▸ Consigne 1
Renommez « couleur » en « texture », puis recopiez le passage du texte sur la peinture de paysages qui va de « Les paysages sont » à « la peinture elle-même. ».
▸ Consigne 2
Traduisez en anglais cette phrase du texte sur la peinture de paysages : « Je cherche à éprouver les limites de la matière et de la couleur dans le but de découvrir la peinture en tant que phénomène et tenter d’obtenir une énergie et une lumière immanente à la peinture elle-même. »

Camille Messager
Pour faire apparaître les formes et les surfaces sur la toile, je tente d’être au plus près d’un trait naturel, presque à la manière d’une écriture automatique mais en gardant la conscience alerte. Le coté implacable de la matière crée un processus d’altérité de mon existence face à celle du tableaux.
Les paysages sont souvent de petits formats carrés (30x30 cm) sur lesquels sont peints des paysages de campagnes, de montagnes, des lieux ordinaires ou immenses comme si il s’agissait d’en prendre la mesure en nous renvoyant à notre propre échelle. Ce sont des paysages d’imagination. Tout en étant proche de l’image de la réalité, je ne cherche pas à peindre un paysage réaliste mais plutôt à créer une image qui corresponde au souvenir, et à l’image que crée le mental pour « l’image paysage ». Si des figures humaines viennent habiter le paysage, elles le feront de la même manière : dans un entre-deux monde, entre une possibilité du monde réel et celui du rêve.
Je cherche à éprouver les limites de la matière et de la couleur dans le but de découvrir la peinture en tant que phénomène et tenter d’obtenir une énergie et une lumière immanente à la peinture elle-même.

▸ Données fournies
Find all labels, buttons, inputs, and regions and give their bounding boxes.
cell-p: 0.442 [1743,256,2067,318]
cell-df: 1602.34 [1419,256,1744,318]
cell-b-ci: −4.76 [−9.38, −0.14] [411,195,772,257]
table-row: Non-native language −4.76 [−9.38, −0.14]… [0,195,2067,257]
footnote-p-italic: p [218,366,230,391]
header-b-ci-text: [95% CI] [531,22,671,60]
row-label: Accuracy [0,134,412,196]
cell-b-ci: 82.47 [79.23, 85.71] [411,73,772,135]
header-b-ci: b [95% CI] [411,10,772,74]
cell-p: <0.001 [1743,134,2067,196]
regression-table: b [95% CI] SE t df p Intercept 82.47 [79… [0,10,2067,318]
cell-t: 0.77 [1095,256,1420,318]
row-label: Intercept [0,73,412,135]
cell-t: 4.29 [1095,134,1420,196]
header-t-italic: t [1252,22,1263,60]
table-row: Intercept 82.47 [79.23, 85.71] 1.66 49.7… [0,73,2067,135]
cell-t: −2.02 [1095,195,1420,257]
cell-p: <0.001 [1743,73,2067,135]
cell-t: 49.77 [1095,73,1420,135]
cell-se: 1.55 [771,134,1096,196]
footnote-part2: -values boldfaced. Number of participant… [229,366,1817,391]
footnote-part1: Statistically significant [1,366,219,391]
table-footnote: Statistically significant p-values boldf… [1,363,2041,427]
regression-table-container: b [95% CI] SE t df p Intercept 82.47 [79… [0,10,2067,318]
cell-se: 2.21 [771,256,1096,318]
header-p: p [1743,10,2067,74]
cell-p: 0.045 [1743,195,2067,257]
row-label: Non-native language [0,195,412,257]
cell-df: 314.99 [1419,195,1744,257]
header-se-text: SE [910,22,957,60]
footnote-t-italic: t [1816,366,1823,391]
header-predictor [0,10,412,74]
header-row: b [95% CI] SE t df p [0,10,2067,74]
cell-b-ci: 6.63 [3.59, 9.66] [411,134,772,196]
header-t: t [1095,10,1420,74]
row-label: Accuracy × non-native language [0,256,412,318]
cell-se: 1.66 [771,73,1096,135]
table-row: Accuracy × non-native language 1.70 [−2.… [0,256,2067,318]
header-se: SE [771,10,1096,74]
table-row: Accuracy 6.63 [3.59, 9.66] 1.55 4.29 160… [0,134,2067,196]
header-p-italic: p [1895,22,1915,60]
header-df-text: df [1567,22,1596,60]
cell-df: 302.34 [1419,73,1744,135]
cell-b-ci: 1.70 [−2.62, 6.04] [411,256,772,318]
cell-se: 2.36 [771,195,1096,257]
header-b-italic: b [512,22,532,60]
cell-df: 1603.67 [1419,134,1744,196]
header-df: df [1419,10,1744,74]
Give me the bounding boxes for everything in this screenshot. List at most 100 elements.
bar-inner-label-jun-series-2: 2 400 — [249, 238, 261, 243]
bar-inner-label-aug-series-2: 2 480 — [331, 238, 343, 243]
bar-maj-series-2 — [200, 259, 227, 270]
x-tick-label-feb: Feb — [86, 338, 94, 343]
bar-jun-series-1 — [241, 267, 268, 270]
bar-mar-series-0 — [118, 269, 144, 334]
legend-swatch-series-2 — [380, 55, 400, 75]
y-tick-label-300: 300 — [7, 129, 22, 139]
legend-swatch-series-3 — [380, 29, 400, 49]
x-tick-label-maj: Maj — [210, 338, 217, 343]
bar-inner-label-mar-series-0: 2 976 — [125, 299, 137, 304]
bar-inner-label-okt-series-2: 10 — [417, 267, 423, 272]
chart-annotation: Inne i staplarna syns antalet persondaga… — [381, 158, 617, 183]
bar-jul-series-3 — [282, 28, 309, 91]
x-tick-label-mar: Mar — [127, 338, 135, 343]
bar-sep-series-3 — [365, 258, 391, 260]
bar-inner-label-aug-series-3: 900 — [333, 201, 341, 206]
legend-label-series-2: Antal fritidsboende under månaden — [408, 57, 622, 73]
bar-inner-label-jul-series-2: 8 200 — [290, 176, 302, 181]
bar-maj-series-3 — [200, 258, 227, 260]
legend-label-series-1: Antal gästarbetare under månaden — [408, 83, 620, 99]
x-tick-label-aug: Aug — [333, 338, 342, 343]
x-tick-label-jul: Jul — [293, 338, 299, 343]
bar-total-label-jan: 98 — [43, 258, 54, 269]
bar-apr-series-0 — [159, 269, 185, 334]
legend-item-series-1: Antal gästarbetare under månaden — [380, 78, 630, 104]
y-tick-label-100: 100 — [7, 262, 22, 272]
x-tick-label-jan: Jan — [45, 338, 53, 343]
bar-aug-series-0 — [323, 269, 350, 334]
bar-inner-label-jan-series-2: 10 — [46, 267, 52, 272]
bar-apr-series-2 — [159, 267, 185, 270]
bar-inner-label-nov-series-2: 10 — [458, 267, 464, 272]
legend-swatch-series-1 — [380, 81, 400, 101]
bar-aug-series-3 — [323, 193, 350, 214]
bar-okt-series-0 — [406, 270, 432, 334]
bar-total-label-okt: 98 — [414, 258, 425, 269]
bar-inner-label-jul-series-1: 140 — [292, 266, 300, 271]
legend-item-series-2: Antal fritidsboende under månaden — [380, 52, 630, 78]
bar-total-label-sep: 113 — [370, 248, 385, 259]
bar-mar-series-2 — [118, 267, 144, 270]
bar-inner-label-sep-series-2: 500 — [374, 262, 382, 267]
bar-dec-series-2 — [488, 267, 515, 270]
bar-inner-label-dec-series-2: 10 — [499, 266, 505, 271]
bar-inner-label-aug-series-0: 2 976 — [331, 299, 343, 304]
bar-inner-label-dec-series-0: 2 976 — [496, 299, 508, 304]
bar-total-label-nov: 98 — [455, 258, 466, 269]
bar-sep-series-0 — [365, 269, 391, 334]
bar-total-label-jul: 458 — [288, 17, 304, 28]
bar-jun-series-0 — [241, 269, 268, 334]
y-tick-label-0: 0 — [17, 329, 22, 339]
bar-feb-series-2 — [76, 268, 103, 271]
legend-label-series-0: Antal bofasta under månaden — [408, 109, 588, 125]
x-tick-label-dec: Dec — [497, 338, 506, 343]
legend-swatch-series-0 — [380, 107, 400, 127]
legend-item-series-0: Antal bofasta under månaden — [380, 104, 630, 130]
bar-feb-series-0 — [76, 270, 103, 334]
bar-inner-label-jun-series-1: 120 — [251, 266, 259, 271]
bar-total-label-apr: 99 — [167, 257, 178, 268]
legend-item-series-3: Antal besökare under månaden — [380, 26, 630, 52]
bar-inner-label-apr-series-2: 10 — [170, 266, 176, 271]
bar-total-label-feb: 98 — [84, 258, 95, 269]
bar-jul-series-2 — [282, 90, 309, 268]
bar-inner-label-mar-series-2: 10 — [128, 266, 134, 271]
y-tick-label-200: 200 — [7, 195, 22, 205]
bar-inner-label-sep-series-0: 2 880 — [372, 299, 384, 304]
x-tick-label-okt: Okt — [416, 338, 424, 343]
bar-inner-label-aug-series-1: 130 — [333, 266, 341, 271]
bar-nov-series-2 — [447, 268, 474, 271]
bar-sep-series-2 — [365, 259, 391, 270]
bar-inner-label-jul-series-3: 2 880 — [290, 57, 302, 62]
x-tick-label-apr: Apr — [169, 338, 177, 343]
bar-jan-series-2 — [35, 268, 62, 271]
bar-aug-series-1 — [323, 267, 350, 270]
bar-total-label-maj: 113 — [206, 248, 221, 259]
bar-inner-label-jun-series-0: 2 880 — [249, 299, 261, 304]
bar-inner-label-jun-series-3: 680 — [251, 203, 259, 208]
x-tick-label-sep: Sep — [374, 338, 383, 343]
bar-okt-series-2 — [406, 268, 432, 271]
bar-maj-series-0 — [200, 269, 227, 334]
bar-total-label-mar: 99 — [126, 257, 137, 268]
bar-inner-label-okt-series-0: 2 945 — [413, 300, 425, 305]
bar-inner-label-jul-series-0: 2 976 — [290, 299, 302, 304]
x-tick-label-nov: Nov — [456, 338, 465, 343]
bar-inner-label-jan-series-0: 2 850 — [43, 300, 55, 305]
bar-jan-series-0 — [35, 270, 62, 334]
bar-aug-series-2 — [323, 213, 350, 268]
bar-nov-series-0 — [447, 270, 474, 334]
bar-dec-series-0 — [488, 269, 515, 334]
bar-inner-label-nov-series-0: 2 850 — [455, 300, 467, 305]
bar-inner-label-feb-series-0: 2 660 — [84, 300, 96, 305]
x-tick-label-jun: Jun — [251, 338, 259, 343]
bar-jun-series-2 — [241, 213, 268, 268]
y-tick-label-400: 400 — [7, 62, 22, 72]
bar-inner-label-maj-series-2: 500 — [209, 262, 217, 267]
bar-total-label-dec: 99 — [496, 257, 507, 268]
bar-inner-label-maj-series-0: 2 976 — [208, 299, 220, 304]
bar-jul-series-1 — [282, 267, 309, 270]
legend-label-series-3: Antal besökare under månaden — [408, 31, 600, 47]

▸ Résultat 1
Les paysages sont souvent de petits formats carrés (30x30 cm) sur lesquels sont peints des paysages de campagnes, de montagnes, des lieux ordinaires ou immenses comme si il s’agissait d’en prendre la mesure en nous renvoyant à notre propre échelle. Ce sont des paysages d’imagination. Tout en étant proche de l’image de la réalité, je ne cherche pas à peindre un paysage réaliste mais plutôt à créer une image qui corresponde au souvenir, et à l’image que crée le mental pour « l’image paysage ». Si des figures humaines viennent habiter le paysage, elles le feront de la même manière : dans un entre-deux monde, entre une possibilité du monde réel et celui du rêve.
Je cherche à éprouver les limites de la matière et de la texture dans le but de découvrir la peinture en tant que phénomène et tenter d’obtenir une énergie et une lumière immanente à la peinture elle-même.

▸ Résultat 2
I seek to test the limits of matter and color in order to discover painting as a phenomenon and to try to obtain an energy and a light immanent to painting itself.